▶ **What you are asked to do**:
Reproduce the entries exactly.

(Source data)
○ ○ ○ ○ ○

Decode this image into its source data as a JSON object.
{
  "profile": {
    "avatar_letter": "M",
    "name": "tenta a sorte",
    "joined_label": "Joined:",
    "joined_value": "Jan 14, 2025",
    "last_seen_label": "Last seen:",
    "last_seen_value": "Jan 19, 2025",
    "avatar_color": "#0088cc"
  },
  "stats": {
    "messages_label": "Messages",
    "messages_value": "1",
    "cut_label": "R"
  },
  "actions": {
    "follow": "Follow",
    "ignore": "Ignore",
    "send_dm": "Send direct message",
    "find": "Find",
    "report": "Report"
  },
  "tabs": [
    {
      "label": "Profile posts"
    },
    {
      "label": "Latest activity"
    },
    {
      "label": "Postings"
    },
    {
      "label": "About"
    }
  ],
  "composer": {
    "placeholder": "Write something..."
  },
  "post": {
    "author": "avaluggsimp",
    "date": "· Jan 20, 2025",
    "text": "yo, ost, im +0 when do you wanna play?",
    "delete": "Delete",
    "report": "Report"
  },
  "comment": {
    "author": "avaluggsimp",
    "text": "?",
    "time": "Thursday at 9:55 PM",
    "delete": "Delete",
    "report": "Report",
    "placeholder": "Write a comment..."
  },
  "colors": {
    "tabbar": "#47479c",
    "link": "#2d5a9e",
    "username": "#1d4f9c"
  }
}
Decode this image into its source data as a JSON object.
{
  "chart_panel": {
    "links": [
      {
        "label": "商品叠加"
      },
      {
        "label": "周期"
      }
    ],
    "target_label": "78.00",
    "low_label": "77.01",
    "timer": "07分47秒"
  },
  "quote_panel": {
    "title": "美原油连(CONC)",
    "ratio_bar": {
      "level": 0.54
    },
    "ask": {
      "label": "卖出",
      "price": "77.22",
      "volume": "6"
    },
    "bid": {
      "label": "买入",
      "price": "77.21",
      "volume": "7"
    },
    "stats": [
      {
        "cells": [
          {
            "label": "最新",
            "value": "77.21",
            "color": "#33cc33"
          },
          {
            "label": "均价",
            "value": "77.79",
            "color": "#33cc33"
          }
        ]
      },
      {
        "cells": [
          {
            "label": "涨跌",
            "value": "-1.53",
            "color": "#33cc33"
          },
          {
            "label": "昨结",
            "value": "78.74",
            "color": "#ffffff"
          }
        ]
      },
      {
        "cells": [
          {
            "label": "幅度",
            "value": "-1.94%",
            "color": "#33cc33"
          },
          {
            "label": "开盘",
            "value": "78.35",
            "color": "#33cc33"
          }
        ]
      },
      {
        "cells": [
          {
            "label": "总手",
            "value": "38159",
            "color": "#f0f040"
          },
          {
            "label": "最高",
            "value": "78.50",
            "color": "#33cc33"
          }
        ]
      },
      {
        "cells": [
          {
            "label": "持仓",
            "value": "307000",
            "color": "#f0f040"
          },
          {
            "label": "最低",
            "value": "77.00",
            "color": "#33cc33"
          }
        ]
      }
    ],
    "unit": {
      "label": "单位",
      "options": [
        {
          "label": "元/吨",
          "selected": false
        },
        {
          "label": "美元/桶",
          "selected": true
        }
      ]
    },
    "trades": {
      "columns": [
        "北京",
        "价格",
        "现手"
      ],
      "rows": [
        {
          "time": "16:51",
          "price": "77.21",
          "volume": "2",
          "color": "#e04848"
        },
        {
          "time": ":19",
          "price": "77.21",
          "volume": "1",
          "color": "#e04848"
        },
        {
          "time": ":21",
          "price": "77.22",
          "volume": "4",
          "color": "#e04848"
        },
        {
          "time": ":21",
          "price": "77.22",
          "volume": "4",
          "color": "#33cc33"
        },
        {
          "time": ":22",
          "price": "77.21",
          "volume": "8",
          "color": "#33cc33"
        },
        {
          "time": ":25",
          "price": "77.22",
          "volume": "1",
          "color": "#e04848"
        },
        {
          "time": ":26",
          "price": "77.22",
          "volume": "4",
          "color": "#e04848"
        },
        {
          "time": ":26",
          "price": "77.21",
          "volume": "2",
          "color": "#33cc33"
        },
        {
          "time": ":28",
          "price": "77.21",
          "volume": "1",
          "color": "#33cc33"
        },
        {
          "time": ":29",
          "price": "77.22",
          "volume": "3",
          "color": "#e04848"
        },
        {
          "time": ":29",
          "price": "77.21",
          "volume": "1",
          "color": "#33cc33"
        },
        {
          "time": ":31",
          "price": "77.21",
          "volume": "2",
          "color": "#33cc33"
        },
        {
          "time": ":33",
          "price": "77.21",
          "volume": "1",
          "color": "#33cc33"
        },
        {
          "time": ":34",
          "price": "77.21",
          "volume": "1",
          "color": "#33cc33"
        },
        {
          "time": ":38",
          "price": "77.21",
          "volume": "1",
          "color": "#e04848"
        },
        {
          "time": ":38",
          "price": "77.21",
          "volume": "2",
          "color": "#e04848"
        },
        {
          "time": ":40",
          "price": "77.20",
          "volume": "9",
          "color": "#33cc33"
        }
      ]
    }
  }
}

○ ○ ○ ○ ○

▶ **Exercise solution**:
Decode this image into its source data as a JSON object.
{
  "profile": {
    "avatar_letter": "M",
    "name": "tenta a sorte",
    "joined_label": "Joined:",
    "joined_value": "Jan 14, 2025",
    "last_seen_label": "Last seen:",
    "last_seen_value": "Jan 19, 2025",
    "avatar_color": "#0088cc"
  },
  "stats": {
    "messages_label": "Messages",
    "messages_value": "1",
    "cut_label": "R"
  },
  "actions": {
    "follow": "Follow",
    "ignore": "Ignore",
    "send_dm": "Send direct message",
    "find": "Find",
    "report": "Report"
  },
  "tabs": [
    {
      "label": "Profile posts"
    },
    {
      "label": "Latest activity"
    },
    {
      "label": "Postings"
    },
    {
      "label": "About"
    }
  ],
  "composer": {
    "placeholder": "Write something..."
  },
  "post": {
    "author": "avaluggsimp",
    "date": "· Jan 20, 2025",
    "text": "yo, ost, im +0 when do you wanna play?",
    "delete": "Delete",
    "report": "Report"
  },
  "comment": {
    "author": "avaluggsimp",
    "text": "?",
    "time": "Thursday at 9:55 PM",
    "delete": "Delete",
    "report": "Report",
    "placeholder": "Write a comment..."
  },
  "colors": {
    "tabbar": "#47479c",
    "link": "#2d5a9e",
    "username": "#1d4f9c"
  }
}
Decode this image into its source data as a JSON object.
{
  "chart_panel": {
    "links": [
      {
        "label": "商品叠加"
      },
      {
        "label": "周期"
      }
    ],
    "target_label": "78.00",
    "low_label": "77.01",
    "timer": "07分47秒"
  },
  "quote_panel": {
    "title": "美原油连(CONC)",
    "ratio_bar": {
      "level": 0.54
    },
    "ask": {
      "label": "卖出",
      "price": "77.22",
      "volume": "6"
    },
    "bid": {
      "label": "买入",
      "price": "77.21",
      "volume": "7"
    },
    "stats": [
      {
        "cells": [
          {
            "label": "最新",
            "value": "77.21",
            "color": "#33cc33"
          },
          {
            "label": "均价",
            "value": "77.79",
            "color": "#33cc33"
          }
        ]
      },
      {
        "cells": [
          {
            "label": "涨跌",
            "value": "-1.53",
            "color": "#33cc33"
          },
          {
            "label": "昨结",
            "value": "78.74",
            "color": "#ffffff"
          }
        ]
      },
      {
        "cells": [
          {
            "label": "幅度",
            "value": "-1.94%",
            "color": "#33cc33"
          },
          {
            "label": "开盘",
            "value": "78.35",
            "color": "#33cc33"
          }
        ]
      },
      {
        "cells": [
          {
            "label": "总手",
            "value": "38159",
            "color": "#f0f040"
          },
          {
            "label": "最高",
            "value": "78.50",
            "color": "#33cc33"
          }
        ]
      },
      {
        "cells": [
          {
            "label": "持仓",
            "value": "307000",
            "color": "#f0f040"
          },
          {
            "label": "最低",
            "value": "77.00",
            "color": "#33cc33"
          }
        ]
      }
    ],
    "unit": {
      "label": "单位",
      "options": [
        {
          "label": "元/吨",
          "selected": false
        },
        {
          "label": "美元/桶",
          "selected": true
        }
      ]
    },
    "trades": {
      "columns": [
        "北京",
        "价格",
        "现手"
      ],
      "rows": [
        {
          "time": "16:51",
          "price": "77.21",
          "volume": "2",
          "color": "#e04848"
        },
        {
          "time": ":19",
          "price": "77.21",
          "volume": "1",
          "color": "#e04848"
        },
        {
          "time": ":21",
          "price": "77.22",
          "volume": "4",
          "color": "#e04848"
        },
        {
          "time": ":21",
          "price": "77.22",
          "volume": "4",
          "color": "#33cc33"
        },
        {
          "time": ":22",
          "price": "77.21",
          "volume": "8",
          "color": "#33cc33"
        },
        {
          "time": ":25",
          "price": "77.22",
          "volume": "1",
          "color": "#e04848"
        },
        {
          "time": ":26",
          "price": "77.22",
          "volume": "4",
          "color": "#e04848"
        },
        {
          "time": ":26",
          "price": "77.21",
          "volume": "2",
          "color": "#33cc33"
        },
        {
          "time": ":28",
          "price": "77.21",
          "volume": "1",
          "color": "#33cc33"
        },
        {
          "time": ":29",
          "price": "77.22",
          "volume": "3",
          "color": "#e04848"
        },
        {
          "time": ":29",
          "price": "77.21",
          "volume": "1",
          "color": "#33cc33"
        },
        {
          "time": ":31",
          "price": "77.21",
          "volume": "2",
          "color": "#33cc33"
        },
        {
          "time": ":33",
          "price": "77.21",
          "volume": "1",
          "color": "#33cc33"
        },
        {
          "time": ":34",
          "price": "77.21",
          "volume": "1",
          "color": "#33cc33"
        },
        {
          "time": ":38",
          "price": "77.21",
          "volume": "1",
          "color": "#e04848"
        },
        {
          "time": ":38",
          "price": "77.21",
          "volume": "2",
          "color": "#e04848"
        },
        {
          "time": ":40",
          "price": "77.20",
          "volume": "9",
          "color": "#33cc33"
        }
      ]
    }
  }
}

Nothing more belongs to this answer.